- [SHORT PROBLEM]:
Produce the listing below again, exactly as shown.

- [SUPPLIED DATA]:
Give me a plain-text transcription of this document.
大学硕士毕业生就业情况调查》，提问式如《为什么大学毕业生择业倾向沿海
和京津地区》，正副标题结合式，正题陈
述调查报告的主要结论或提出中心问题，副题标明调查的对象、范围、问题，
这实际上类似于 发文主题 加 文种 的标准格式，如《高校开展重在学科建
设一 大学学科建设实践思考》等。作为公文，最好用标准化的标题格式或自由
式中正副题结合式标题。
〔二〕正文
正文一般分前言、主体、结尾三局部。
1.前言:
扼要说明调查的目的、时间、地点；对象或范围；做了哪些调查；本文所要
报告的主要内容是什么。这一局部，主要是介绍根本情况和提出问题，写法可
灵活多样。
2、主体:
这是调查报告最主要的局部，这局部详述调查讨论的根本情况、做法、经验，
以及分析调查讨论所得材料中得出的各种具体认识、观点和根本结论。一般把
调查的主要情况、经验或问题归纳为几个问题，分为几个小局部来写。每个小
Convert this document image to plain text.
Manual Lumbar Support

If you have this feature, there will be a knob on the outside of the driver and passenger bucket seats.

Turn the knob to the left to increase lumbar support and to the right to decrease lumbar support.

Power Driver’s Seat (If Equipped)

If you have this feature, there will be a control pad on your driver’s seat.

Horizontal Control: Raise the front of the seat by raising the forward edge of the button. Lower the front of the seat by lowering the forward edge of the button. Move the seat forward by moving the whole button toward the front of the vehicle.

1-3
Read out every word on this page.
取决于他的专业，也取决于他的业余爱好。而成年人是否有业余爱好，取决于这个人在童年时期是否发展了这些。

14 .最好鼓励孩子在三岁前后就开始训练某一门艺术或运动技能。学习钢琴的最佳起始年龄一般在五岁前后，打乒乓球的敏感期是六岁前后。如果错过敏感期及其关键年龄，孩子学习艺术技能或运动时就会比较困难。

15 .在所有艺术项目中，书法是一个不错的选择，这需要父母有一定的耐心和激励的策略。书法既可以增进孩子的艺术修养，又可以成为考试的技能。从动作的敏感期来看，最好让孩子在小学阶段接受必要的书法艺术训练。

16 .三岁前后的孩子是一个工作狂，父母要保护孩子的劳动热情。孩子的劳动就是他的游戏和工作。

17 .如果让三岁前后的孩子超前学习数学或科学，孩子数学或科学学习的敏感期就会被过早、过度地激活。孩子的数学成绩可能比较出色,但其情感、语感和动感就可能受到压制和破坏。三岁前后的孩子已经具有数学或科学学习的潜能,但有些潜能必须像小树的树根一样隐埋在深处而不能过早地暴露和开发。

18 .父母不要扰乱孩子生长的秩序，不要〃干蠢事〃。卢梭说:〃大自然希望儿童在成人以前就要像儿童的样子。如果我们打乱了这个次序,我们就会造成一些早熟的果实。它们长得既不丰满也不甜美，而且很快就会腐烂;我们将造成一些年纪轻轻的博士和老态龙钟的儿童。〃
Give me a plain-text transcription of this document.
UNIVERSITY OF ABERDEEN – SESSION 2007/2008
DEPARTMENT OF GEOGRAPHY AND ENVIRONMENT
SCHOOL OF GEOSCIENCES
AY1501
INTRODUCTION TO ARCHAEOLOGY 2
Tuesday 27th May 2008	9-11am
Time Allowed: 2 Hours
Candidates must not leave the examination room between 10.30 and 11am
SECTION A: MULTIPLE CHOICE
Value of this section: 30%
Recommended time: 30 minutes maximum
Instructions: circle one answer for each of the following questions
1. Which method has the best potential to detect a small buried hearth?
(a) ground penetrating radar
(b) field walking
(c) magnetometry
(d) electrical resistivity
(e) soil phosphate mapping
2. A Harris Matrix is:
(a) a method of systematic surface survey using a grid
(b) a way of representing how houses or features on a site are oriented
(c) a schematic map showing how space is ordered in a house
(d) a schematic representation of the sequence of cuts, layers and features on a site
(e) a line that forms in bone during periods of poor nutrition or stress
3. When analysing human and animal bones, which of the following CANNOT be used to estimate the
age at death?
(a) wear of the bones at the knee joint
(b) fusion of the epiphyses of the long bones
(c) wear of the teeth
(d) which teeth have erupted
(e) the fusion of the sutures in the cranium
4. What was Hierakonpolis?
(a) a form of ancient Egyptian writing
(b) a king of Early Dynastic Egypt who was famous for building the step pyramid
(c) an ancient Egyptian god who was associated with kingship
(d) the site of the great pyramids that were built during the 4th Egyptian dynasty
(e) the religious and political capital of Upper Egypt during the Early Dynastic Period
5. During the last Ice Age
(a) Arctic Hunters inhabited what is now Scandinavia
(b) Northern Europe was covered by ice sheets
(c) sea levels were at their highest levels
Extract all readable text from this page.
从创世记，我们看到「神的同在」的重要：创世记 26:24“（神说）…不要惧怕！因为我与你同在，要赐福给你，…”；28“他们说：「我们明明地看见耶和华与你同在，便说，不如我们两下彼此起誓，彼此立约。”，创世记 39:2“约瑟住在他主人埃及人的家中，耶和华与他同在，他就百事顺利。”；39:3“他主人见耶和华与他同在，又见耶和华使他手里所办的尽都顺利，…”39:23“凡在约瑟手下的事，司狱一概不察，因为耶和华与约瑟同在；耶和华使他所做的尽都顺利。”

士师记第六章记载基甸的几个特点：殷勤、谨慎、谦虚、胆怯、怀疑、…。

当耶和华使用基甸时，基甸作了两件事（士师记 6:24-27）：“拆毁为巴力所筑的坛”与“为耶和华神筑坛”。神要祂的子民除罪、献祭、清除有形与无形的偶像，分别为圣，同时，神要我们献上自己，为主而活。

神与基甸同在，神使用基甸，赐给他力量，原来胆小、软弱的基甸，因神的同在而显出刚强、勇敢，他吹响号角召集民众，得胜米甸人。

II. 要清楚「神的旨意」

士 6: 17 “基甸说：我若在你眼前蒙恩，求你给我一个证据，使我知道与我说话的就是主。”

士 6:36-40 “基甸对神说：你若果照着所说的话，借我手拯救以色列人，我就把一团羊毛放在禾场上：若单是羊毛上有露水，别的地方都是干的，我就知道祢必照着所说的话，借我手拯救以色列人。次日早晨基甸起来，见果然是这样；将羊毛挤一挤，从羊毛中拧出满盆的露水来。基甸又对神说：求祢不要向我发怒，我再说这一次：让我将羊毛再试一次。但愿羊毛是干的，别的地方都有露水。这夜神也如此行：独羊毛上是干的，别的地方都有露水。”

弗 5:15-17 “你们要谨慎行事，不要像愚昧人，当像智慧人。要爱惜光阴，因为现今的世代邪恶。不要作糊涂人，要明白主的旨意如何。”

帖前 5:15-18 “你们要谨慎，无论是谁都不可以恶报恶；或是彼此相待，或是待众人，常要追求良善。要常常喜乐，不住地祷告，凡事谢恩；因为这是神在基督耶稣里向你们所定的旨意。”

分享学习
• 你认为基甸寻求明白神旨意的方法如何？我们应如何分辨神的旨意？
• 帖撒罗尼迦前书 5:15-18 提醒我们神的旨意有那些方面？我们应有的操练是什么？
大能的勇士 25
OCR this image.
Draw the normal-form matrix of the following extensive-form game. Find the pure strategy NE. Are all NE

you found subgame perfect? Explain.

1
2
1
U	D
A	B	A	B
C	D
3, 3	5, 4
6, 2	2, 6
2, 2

- [RESULT FOR THIS EXERCISE]:
Give me a plain-text transcription of this document.
大学硕士毕业生就业情况调查》，提问式如《为什么大学毕业生择业倾向沿海
和京津地区》，正副标题结合式，正题陈
述调查报告的主要结论或提出中心问题，副题标明调查的对象、范围、问题，
这实际上类似于 发文主题 加 文种 的标准格式，如《高校开展重在学科建
设一 大学学科建设实践思考》等。作为公文，最好用标准化的标题格式或自由
式中正副题结合式标题。
〔二〕正文
正文一般分前言、主体、结尾三局部。
1.前言:
扼要说明调查的目的、时间、地点；对象或范围；做了哪些调查；本文所要
报告的主要内容是什么。这一局部，主要是介绍根本情况和提出问题，写法可
灵活多样。
2、主体:
这是调查报告最主要的局部，这局部详述调查讨论的根本情况、做法、经验，
以及分析调查讨论所得材料中得出的各种具体认识、观点和根本结论。一般把
调查的主要情况、经验或问题归纳为几个问题，分为几个小局部来写。每个小
Convert this document image to plain text.
Manual Lumbar Support

If you have this feature, there will be a knob on the outside of the driver and passenger bucket seats.

Turn the knob to the left to increase lumbar support and to the right to decrease lumbar support.

Power Driver’s Seat (If Equipped)

If you have this feature, there will be a control pad on your driver’s seat.

Horizontal Control: Raise the front of the seat by raising the forward edge of the button. Lower the front of the seat by lowering the forward edge of the button. Move the seat forward by moving the whole button toward the front of the vehicle.

1-3
Read out every word on this page.
取决于他的专业，也取决于他的业余爱好。而成年人是否有业余爱好，取决于这个人在童年时期是否发展了这些。

14 .最好鼓励孩子在三岁前后就开始训练某一门艺术或运动技能。学习钢琴的最佳起始年龄一般在五岁前后，打乒乓球的敏感期是六岁前后。如果错过敏感期及其关键年龄，孩子学习艺术技能或运动时就会比较困难。

15 .在所有艺术项目中，书法是一个不错的选择，这需要父母有一定的耐心和激励的策略。书法既可以增进孩子的艺术修养，又可以成为考试的技能。从动作的敏感期来看，最好让孩子在小学阶段接受必要的书法艺术训练。

16 .三岁前后的孩子是一个工作狂，父母要保护孩子的劳动热情。孩子的劳动就是他的游戏和工作。

17 .如果让三岁前后的孩子超前学习数学或科学，孩子数学或科学学习的敏感期就会被过早、过度地激活。孩子的数学成绩可能比较出色,但其情感、语感和动感就可能受到压制和破坏。三岁前后的孩子已经具有数学或科学学习的潜能,但有些潜能必须像小树的树根一样隐埋在深处而不能过早地暴露和开发。

18 .父母不要扰乱孩子生长的秩序，不要〃干蠢事〃。卢梭说:〃大自然希望儿童在成人以前就要像儿童的样子。如果我们打乱了这个次序,我们就会造成一些早熟的果实。它们长得既不丰满也不甜美，而且很快就会腐烂;我们将造成一些年纪轻轻的博士和老态龙钟的儿童。〃
Give me a plain-text transcription of this document.
UNIVERSITY OF ABERDEEN – SESSION 2007/2008
DEPARTMENT OF GEOGRAPHY AND ENVIRONMENT
SCHOOL OF GEOSCIENCES
AY1501
INTRODUCTION TO ARCHAEOLOGY 2
Tuesday 27th May 2008	9-11am
Time Allowed: 2 Hours
Candidates must not leave the examination room between 10.30 and 11am
SECTION A: MULTIPLE CHOICE
Value of this section: 30%
Recommended time: 30 minutes maximum
Instructions: circle one answer for each of the following questions
1. Which method has the best potential to detect a small buried hearth?
(a) ground penetrating radar
(b) field walking
(c) magnetometry
(d) electrical resistivity
(e) soil phosphate mapping
2. A Harris Matrix is:
(a) a method of systematic surface survey using a grid
(b) a way of representing how houses or features on a site are oriented
(c) a schematic map showing how space is ordered in a house
(d) a schematic representation of the sequence of cuts, layers and features on a site
(e) a line that forms in bone during periods of poor nutrition or stress
3. When analysing human and animal bones, which of the following CANNOT be used to estimate the
age at death?
(a) wear of the bones at the knee joint
(b) fusion of the epiphyses of the long bones
(c) wear of the teeth
(d) which teeth have erupted
(e) the fusion of the sutures in the cranium
4. What was Hierakonpolis?
(a) a form of ancient Egyptian writing
(b) a king of Early Dynastic Egypt who was famous for building the step pyramid
(c) an ancient Egyptian god who was associated with kingship
(d) the site of the great pyramids that were built during the 4th Egyptian dynasty
(e) the religious and political capital of Upper Egypt during the Early Dynastic Period
5. During the last Ice Age
(a) Arctic Hunters inhabited what is now Scandinavia
(b) Northern Europe was covered by ice sheets
(c) sea levels were at their highest levels
Extract all readable text from this page.
从创世记，我们看到「神的同在」的重要：创世记 26:24“（神说）…不要惧怕！因为我与你同在，要赐福给你，…”；28“他们说：「我们明明地看见耶和华与你同在，便说，不如我们两下彼此起誓，彼此立约。”，创世记 39:2“约瑟住在他主人埃及人的家中，耶和华与他同在，他就百事顺利。”；39:3“他主人见耶和华与他同在，又见耶和华使他手里所办的尽都顺利，…”39:23“凡在约瑟手下的事，司狱一概不察，因为耶和华与约瑟同在；耶和华使他所做的尽都顺利。”

士师记第六章记载基甸的几个特点：殷勤、谨慎、谦虚、胆怯、怀疑、…。

当耶和华使用基甸时，基甸作了两件事（士师记 6:24-27）：“拆毁为巴力所筑的坛”与“为耶和华神筑坛”。神要祂的子民除罪、献祭、清除有形与无形的偶像，分别为圣，同时，神要我们献上自己，为主而活。

神与基甸同在，神使用基甸，赐给他力量，原来胆小、软弱的基甸，因神的同在而显出刚强、勇敢，他吹响号角召集民众，得胜米甸人。

II. 要清楚「神的旨意」

士 6: 17 “基甸说：我若在你眼前蒙恩，求你给我一个证据，使我知道与我说话的就是主。”

士 6:36-40 “基甸对神说：你若果照着所说的话，借我手拯救以色列人，我就把一团羊毛放在禾场上：若单是羊毛上有露水，别的地方都是干的，我就知道祢必照着所说的话，借我手拯救以色列人。次日早晨基甸起来，见果然是这样；将羊毛挤一挤，从羊毛中拧出满盆的露水来。基甸又对神说：求祢不要向我发怒，我再说这一次：让我将羊毛再试一次。但愿羊毛是干的，别的地方都有露水。这夜神也如此行：独羊毛上是干的，别的地方都有露水。”

弗 5:15-17 “你们要谨慎行事，不要像愚昧人，当像智慧人。要爱惜光阴，因为现今的世代邪恶。不要作糊涂人，要明白主的旨意如何。”

帖前 5:15-18 “你们要谨慎，无论是谁都不可以恶报恶；或是彼此相待，或是待众人，常要追求良善。要常常喜乐，不住地祷告，凡事谢恩；因为这是神在基督耶稣里向你们所定的旨意。”

分享学习
• 你认为基甸寻求明白神旨意的方法如何？我们应如何分辨神的旨意？
• 帖撒罗尼迦前书 5:15-18 提醒我们神的旨意有那些方面？我们应有的操练是什么？
大能的勇士 25
OCR this image.
Draw the normal-form matrix of the following extensive-form game. Find the pure strategy NE. Are all NE

you found subgame perfect? Explain.

1
2
1
U	D
A	B	A	B
C	D
3, 3	5, 4
6, 2	2, 6
2, 2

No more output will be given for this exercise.